■ Task:
Your task is to locate every line holding the string "image" and to copy each of them.

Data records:
------------------------------------------------------------
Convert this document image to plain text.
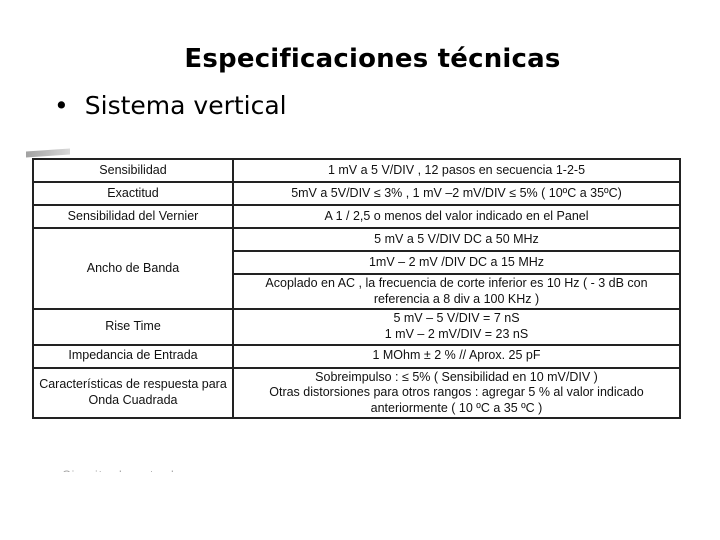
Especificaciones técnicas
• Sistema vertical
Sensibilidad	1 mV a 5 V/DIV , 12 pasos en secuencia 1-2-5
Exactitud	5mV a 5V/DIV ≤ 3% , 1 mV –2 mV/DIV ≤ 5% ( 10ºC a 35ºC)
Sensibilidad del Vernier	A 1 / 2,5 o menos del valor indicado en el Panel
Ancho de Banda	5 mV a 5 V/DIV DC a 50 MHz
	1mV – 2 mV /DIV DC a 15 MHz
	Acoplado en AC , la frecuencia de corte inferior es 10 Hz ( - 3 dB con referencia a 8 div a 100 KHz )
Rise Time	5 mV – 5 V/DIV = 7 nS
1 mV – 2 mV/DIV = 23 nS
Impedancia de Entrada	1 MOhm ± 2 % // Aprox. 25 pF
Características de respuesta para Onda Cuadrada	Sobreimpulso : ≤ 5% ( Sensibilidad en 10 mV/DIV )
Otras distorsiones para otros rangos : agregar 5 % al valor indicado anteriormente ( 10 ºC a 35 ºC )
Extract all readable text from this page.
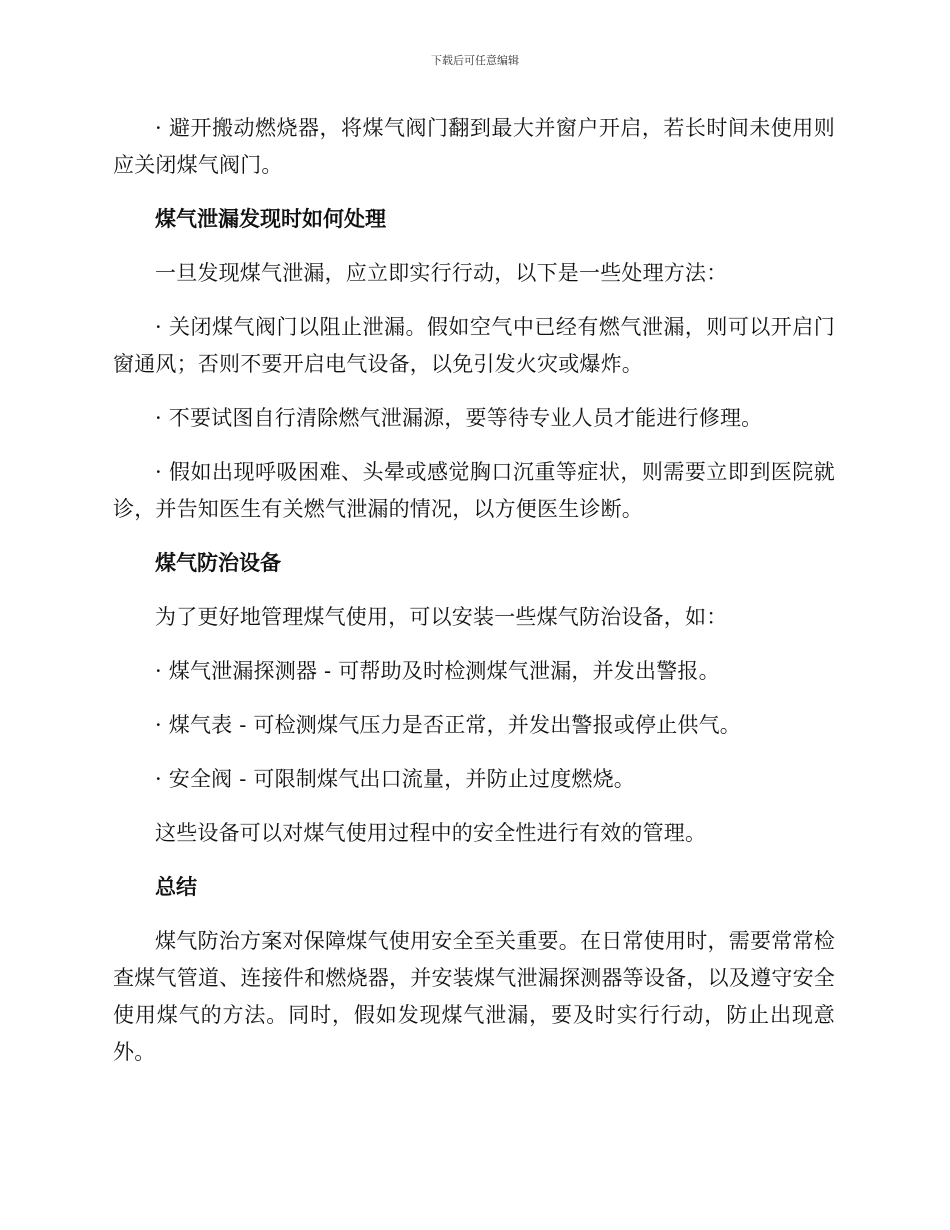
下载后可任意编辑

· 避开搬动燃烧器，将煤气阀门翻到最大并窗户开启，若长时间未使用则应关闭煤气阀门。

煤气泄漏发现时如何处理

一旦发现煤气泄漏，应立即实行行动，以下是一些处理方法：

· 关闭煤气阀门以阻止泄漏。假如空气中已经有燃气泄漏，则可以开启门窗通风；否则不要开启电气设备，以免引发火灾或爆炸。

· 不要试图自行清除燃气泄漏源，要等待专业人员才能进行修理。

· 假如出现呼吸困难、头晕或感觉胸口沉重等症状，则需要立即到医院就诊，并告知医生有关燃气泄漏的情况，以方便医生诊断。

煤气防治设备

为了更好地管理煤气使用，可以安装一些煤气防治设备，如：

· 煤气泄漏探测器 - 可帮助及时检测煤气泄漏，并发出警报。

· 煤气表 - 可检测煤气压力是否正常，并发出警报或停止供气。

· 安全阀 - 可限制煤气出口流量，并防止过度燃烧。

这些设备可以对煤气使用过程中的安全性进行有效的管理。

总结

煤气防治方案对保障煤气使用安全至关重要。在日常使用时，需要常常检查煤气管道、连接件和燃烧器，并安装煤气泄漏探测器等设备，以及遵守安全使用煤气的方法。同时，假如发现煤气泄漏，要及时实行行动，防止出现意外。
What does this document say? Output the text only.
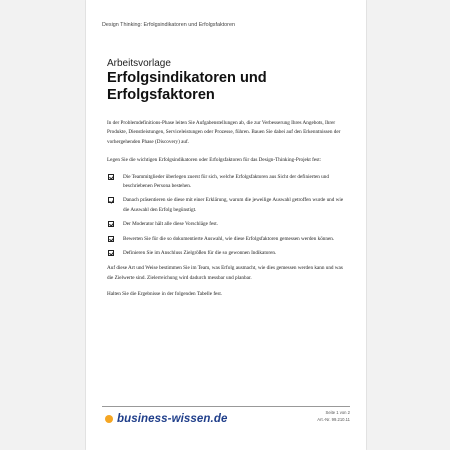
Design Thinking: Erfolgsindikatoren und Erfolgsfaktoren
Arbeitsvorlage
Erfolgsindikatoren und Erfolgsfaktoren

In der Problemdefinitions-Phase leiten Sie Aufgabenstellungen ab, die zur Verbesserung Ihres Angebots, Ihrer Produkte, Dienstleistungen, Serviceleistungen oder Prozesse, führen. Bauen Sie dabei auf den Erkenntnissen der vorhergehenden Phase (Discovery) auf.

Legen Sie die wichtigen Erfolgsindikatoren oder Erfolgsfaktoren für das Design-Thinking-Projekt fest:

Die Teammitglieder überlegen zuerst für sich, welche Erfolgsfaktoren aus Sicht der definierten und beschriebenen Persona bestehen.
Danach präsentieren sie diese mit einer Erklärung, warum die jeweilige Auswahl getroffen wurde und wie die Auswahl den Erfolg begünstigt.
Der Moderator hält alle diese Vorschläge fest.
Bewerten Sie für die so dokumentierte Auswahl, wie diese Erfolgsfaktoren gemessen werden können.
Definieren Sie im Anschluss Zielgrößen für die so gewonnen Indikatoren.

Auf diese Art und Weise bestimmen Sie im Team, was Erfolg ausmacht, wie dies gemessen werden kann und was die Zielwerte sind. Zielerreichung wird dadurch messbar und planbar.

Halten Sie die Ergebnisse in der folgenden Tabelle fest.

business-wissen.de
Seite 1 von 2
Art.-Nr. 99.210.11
------------------------------------------------------------
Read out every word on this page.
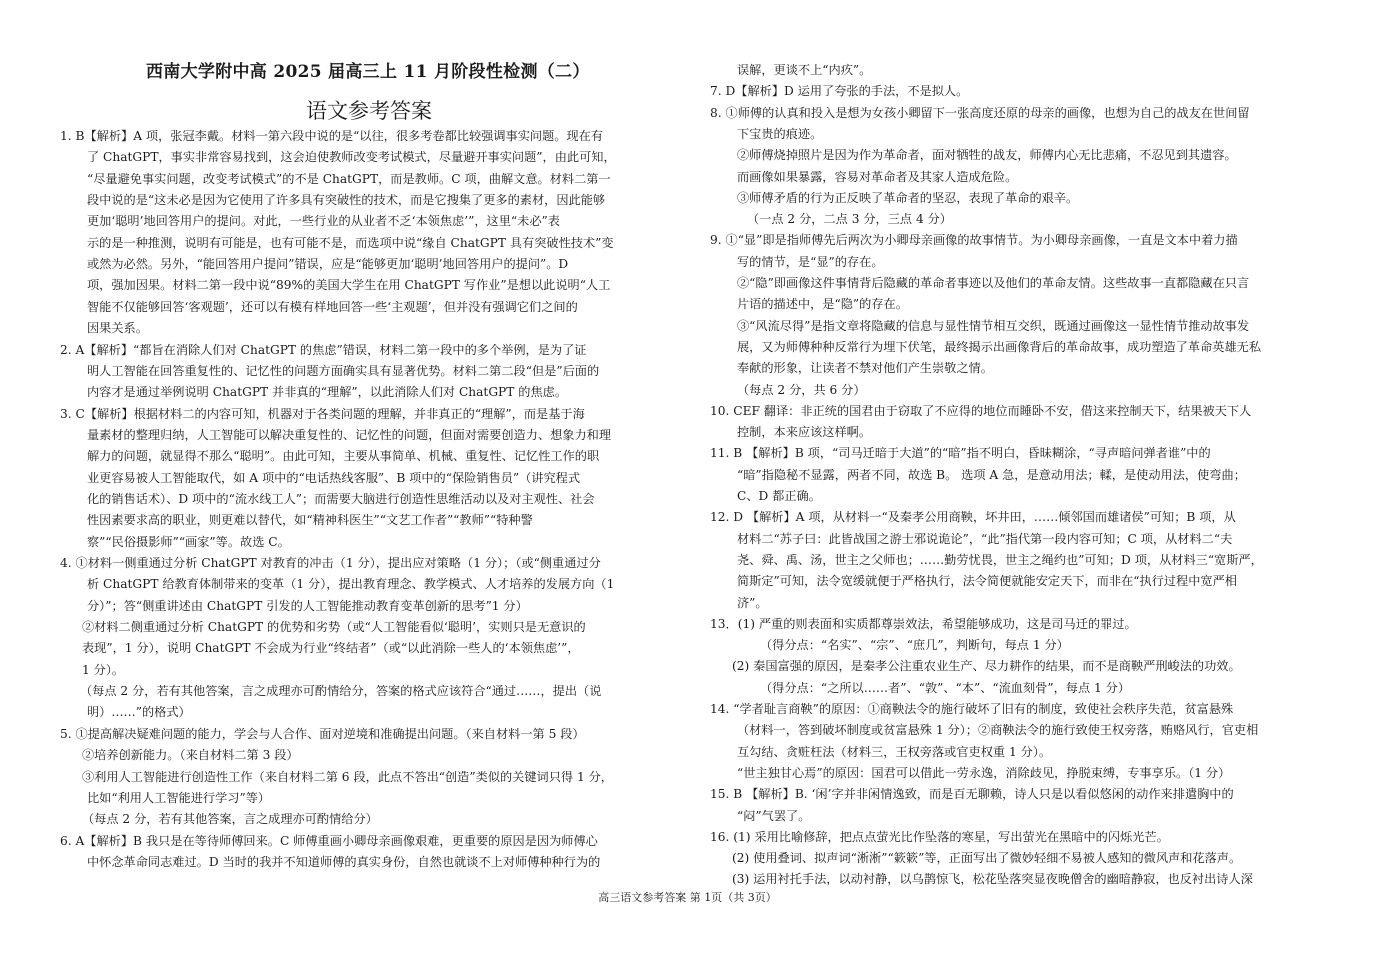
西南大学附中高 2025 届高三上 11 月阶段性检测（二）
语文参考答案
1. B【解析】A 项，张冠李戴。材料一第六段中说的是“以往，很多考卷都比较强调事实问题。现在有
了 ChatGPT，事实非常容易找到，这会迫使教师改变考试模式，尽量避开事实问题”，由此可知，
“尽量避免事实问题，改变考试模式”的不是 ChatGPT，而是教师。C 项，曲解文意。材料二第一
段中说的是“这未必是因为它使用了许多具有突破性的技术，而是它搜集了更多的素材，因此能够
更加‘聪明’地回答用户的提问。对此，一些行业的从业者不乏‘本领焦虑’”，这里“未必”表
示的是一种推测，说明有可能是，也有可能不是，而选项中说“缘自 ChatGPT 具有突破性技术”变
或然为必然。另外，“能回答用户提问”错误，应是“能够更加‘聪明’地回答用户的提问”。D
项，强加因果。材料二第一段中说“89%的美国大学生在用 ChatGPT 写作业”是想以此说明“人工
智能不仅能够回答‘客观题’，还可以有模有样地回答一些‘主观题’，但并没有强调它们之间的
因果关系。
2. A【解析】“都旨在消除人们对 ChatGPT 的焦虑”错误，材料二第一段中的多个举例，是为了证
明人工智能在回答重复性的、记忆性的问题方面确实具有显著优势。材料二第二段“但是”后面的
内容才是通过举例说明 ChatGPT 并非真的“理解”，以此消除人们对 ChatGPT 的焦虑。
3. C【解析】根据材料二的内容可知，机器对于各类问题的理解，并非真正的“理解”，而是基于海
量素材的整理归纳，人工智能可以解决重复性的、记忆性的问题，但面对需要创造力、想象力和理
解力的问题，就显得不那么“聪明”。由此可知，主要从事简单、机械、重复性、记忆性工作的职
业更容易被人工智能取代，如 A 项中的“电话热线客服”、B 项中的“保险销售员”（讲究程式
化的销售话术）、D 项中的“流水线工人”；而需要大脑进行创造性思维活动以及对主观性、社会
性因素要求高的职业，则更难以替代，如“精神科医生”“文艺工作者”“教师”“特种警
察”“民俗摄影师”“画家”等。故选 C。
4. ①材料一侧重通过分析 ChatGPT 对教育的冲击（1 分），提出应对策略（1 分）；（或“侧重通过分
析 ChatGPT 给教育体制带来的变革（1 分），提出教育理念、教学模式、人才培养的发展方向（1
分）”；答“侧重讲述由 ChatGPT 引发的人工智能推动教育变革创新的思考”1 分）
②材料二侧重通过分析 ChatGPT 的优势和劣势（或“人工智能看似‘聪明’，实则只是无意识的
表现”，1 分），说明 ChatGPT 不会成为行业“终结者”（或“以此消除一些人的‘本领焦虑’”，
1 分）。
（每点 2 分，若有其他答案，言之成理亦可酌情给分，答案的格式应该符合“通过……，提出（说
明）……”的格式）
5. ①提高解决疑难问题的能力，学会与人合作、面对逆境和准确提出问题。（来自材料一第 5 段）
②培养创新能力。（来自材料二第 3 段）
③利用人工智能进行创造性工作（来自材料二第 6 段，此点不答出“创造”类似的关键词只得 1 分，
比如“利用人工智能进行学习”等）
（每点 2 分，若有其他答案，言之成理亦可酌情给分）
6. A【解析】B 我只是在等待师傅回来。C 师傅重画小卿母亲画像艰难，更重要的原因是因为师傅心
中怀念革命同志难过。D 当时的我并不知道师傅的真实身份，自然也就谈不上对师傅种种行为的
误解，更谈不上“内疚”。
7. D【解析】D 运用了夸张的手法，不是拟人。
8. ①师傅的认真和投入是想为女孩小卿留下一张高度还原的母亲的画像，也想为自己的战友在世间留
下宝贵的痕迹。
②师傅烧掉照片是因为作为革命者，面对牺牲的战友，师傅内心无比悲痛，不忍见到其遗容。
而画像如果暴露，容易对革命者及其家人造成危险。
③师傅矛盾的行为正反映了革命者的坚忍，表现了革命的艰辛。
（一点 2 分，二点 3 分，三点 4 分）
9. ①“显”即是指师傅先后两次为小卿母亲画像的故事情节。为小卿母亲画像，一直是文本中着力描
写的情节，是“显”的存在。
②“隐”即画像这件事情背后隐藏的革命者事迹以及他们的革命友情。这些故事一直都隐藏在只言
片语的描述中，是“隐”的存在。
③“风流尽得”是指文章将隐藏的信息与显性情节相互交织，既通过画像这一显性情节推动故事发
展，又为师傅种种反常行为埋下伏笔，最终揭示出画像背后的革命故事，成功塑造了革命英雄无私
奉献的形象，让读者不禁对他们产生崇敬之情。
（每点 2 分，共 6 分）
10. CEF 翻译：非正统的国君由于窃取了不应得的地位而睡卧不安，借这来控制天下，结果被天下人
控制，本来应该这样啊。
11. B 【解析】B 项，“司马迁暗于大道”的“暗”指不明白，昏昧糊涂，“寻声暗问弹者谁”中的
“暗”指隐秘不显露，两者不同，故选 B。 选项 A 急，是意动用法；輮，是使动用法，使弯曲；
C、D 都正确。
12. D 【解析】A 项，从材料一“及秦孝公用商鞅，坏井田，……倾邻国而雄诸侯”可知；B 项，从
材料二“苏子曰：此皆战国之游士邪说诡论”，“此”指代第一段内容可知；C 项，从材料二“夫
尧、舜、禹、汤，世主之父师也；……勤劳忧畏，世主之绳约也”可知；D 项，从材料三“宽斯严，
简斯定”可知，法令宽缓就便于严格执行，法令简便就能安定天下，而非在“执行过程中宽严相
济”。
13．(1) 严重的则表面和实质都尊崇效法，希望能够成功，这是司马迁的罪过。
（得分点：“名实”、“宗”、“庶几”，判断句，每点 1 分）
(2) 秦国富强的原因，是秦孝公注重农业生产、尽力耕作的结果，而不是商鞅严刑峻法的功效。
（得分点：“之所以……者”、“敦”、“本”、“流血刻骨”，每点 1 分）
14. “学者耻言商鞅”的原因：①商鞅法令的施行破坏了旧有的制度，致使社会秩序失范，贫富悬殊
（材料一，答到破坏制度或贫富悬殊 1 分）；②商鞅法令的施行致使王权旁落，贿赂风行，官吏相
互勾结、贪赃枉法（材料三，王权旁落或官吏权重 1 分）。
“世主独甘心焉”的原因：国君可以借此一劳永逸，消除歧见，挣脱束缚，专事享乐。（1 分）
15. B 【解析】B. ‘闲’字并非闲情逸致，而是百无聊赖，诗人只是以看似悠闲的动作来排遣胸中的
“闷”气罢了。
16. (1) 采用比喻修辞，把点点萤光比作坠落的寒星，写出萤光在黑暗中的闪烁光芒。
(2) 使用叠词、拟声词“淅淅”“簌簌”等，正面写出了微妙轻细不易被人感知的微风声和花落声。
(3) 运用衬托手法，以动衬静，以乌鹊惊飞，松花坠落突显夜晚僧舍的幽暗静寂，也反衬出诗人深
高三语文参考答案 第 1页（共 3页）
------------------------------------------------------------
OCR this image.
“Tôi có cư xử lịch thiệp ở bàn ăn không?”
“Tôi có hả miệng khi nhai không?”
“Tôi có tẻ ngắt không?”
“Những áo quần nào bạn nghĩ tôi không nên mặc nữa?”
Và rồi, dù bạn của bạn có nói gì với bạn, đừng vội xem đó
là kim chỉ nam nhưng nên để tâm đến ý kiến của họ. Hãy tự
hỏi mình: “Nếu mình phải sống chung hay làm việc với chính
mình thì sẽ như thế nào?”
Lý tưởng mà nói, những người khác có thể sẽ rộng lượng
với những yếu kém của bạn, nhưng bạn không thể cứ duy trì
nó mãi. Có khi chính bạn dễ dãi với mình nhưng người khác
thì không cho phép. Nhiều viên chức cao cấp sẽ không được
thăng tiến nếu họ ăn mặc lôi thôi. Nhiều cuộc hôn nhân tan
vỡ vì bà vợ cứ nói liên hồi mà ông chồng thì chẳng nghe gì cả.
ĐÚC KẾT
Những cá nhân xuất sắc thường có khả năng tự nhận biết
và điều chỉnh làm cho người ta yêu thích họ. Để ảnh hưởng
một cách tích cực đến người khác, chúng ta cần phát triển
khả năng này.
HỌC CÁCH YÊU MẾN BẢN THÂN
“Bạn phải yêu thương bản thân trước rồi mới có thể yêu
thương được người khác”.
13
------------------------------------------------------------
■ Task answer:
Convert this document image to plain text.
OCR this image.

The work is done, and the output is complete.